● Aim: Transcribe the lines below verbatim, skipping the images.
=====
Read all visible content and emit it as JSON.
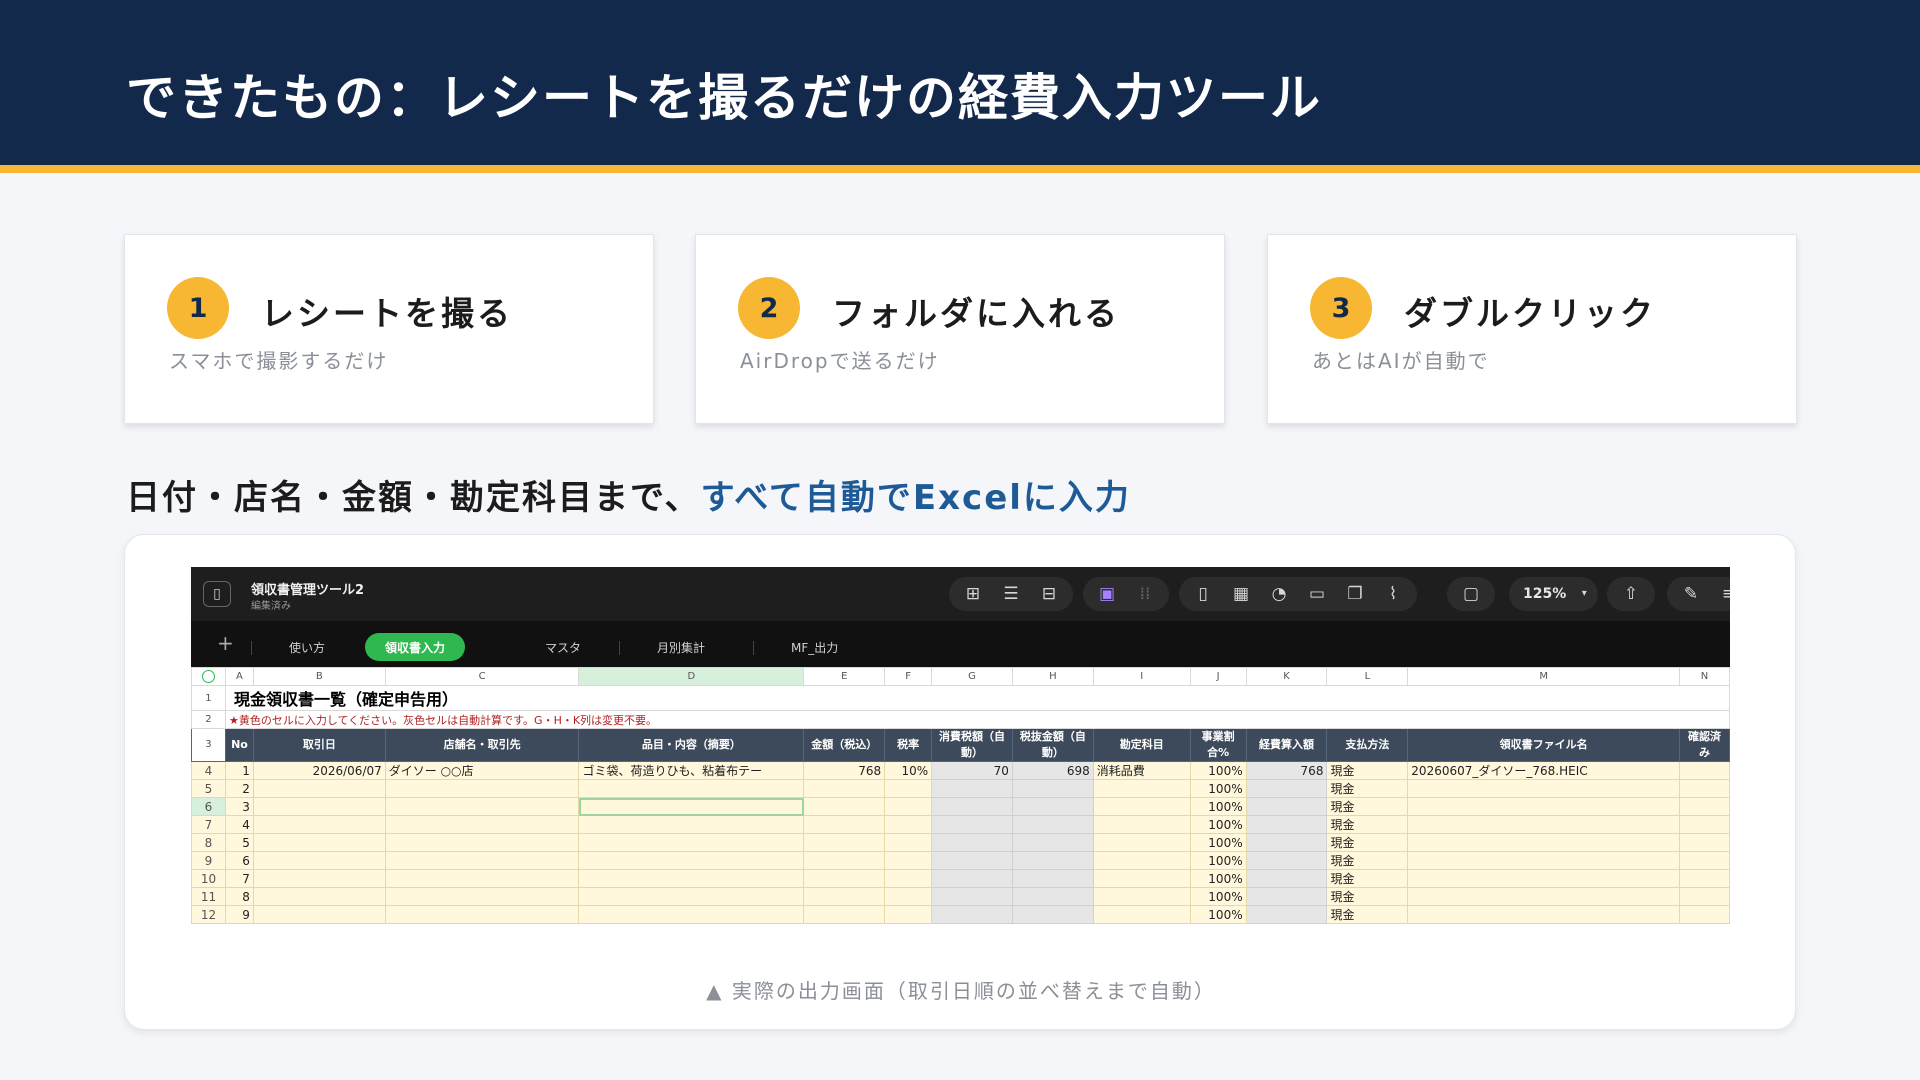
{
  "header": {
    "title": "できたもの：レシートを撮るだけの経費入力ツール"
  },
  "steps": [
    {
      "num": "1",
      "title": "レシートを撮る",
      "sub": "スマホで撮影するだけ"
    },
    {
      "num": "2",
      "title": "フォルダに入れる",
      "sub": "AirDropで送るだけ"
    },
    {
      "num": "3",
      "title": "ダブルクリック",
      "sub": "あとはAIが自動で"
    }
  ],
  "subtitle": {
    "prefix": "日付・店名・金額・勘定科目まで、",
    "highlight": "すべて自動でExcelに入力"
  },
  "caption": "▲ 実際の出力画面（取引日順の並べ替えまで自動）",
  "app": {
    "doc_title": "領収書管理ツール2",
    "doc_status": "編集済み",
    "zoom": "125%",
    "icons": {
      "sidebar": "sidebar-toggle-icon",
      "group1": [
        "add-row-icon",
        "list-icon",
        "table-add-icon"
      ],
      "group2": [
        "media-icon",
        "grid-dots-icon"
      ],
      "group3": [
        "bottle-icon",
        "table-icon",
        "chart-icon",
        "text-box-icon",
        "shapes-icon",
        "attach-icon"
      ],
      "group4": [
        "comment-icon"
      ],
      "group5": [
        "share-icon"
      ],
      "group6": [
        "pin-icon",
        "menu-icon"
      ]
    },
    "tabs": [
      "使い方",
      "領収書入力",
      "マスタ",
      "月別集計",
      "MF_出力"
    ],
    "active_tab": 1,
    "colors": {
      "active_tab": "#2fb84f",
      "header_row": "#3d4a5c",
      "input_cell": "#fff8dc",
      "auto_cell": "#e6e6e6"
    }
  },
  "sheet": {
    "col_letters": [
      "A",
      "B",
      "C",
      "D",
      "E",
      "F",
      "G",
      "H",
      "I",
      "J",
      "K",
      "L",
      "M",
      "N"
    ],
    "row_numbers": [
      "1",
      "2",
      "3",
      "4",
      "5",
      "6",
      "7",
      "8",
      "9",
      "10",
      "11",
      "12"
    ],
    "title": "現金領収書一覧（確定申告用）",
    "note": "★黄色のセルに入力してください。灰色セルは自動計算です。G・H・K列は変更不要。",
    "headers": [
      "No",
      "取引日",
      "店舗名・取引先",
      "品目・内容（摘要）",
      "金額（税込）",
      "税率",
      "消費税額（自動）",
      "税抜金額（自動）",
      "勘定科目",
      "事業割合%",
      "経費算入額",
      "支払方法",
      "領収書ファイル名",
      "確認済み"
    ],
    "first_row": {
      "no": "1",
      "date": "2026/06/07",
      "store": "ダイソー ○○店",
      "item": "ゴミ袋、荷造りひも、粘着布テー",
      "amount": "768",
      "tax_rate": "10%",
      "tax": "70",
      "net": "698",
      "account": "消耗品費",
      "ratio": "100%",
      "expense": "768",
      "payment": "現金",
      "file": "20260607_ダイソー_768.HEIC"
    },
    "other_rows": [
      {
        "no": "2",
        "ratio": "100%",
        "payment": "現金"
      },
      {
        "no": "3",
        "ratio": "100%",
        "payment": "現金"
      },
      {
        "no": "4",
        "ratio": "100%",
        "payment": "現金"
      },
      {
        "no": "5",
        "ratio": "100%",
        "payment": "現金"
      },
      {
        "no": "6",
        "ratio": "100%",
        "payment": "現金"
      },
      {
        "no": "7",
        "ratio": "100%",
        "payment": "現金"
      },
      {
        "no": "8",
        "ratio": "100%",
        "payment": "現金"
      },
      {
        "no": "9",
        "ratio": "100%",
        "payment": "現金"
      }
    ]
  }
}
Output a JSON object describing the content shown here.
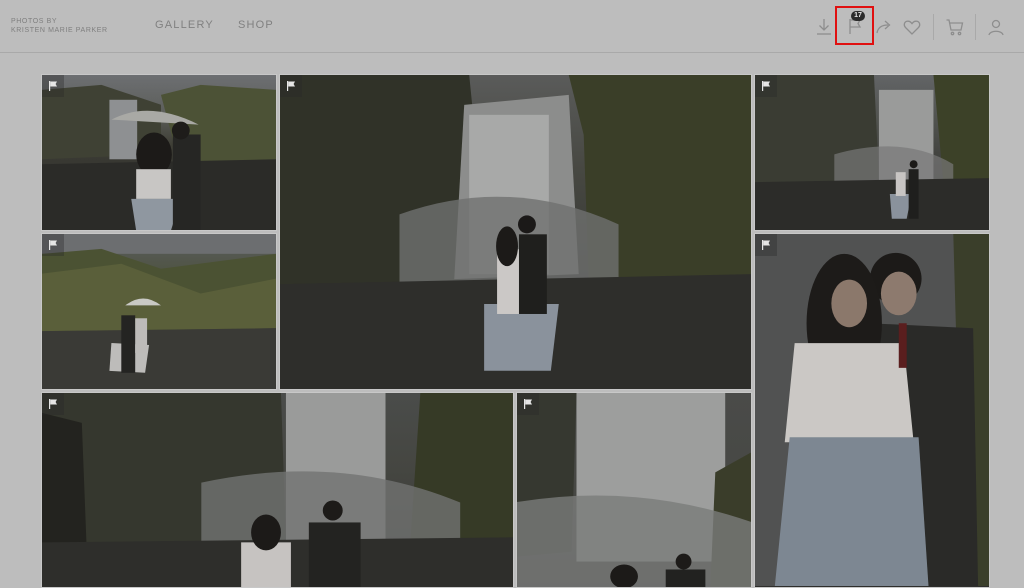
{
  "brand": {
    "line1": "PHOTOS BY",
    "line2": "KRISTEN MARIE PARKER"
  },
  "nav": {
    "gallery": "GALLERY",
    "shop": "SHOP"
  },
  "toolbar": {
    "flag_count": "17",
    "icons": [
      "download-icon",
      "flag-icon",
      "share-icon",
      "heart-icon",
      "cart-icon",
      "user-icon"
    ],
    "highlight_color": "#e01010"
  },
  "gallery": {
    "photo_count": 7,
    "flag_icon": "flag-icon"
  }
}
=====
● Correct result:
Read all visible content and emit it as JSON.
{
  "header": {
    "title": "できたもの：レシートを撮るだけの経費入力ツール"
  },
  "steps": [
    {
      "num": "1",
      "title": "レシートを撮る",
      "sub": "スマホで撮影するだけ"
    },
    {
      "num": "2",
      "title": "フォルダに入れる",
      "sub": "AirDropで送るだけ"
    },
    {
      "num": "3",
      "title": "ダブルクリック",
      "sub": "あとはAIが自動で"
    }
  ],
  "subtitle": {
    "prefix": "日付・店名・金額・勘定科目まで、",
    "highlight": "すべて自動でExcelに入力"
  },
  "caption": "▲ 実際の出力画面（取引日順の並べ替えまで自動）",
  "app": {
    "doc_title": "領収書管理ツール2",
    "doc_status": "編集済み",
    "zoom": "125%",
    "icons": {
      "sidebar": "sidebar-toggle-icon",
      "group1": [
        "add-row-icon",
        "list-icon",
        "table-add-icon"
      ],
      "group2": [
        "media-icon",
        "grid-dots-icon"
      ],
      "group3": [
        "bottle-icon",
        "table-icon",
        "chart-icon",
        "text-box-icon",
        "shapes-icon",
        "attach-icon"
      ],
      "group4": [
        "comment-icon"
      ],
      "group5": [
        "share-icon"
      ],
      "group6": [
        "pin-icon",
        "menu-icon"
      ]
    },
    "tabs": [
      "使い方",
      "領収書入力",
      "マスタ",
      "月別集計",
      "MF_出力"
    ],
    "active_tab": 1,
    "colors": {
      "active_tab": "#2fb84f",
      "header_row": "#3d4a5c",
      "input_cell": "#fff8dc",
      "auto_cell": "#e6e6e6"
    }
  },
  "sheet": {
    "col_letters": [
      "A",
      "B",
      "C",
      "D",
      "E",
      "F",
      "G",
      "H",
      "I",
      "J",
      "K",
      "L",
      "M",
      "N"
    ],
    "row_numbers": [
      "1",
      "2",
      "3",
      "4",
      "5",
      "6",
      "7",
      "8",
      "9",
      "10",
      "11",
      "12"
    ],
    "title": "現金領収書一覧（確定申告用）",
    "note": "★黄色のセルに入力してください。灰色セルは自動計算です。G・H・K列は変更不要。",
    "headers": [
      "No",
      "取引日",
      "店舗名・取引先",
      "品目・内容（摘要）",
      "金額（税込）",
      "税率",
      "消費税額（自動）",
      "税抜金額（自動）",
      "勘定科目",
      "事業割合%",
      "経費算入額",
      "支払方法",
      "領収書ファイル名",
      "確認済み"
    ],
    "first_row": {
      "no": "1",
      "date": "2026/06/07",
      "store": "ダイソー ○○店",
      "item": "ゴミ袋、荷造りひも、粘着布テー",
      "amount": "768",
      "tax_rate": "10%",
      "tax": "70",
      "net": "698",
      "account": "消耗品費",
      "ratio": "100%",
      "expense": "768",
      "payment": "現金",
      "file": "20260607_ダイソー_768.HEIC"
    },
    "other_rows": [
      {
        "no": "2",
        "ratio": "100%",
        "payment": "現金"
      },
      {
        "no": "3",
        "ratio": "100%",
        "payment": "現金"
      },
      {
        "no": "4",
        "ratio": "100%",
        "payment": "現金"
      },
      {
        "no": "5",
        "ratio": "100%",
        "payment": "現金"
      },
      {
        "no": "6",
        "ratio": "100%",
        "payment": "現金"
      },
      {
        "no": "7",
        "ratio": "100%",
        "payment": "現金"
      },
      {
        "no": "8",
        "ratio": "100%",
        "payment": "現金"
      },
      {
        "no": "9",
        "ratio": "100%",
        "payment": "現金"
      }
    ]
  }
}
Output a JSON object describing the content shown here.
{
  "brand": {
    "line1": "PHOTOS BY",
    "line2": "KRISTEN MARIE PARKER"
  },
  "nav": {
    "gallery": "GALLERY",
    "shop": "SHOP"
  },
  "toolbar": {
    "flag_count": "17",
    "icons": [
      "download-icon",
      "flag-icon",
      "share-icon",
      "heart-icon",
      "cart-icon",
      "user-icon"
    ],
    "highlight_color": "#e01010"
  },
  "gallery": {
    "photo_count": 7,
    "flag_icon": "flag-icon"
  }
}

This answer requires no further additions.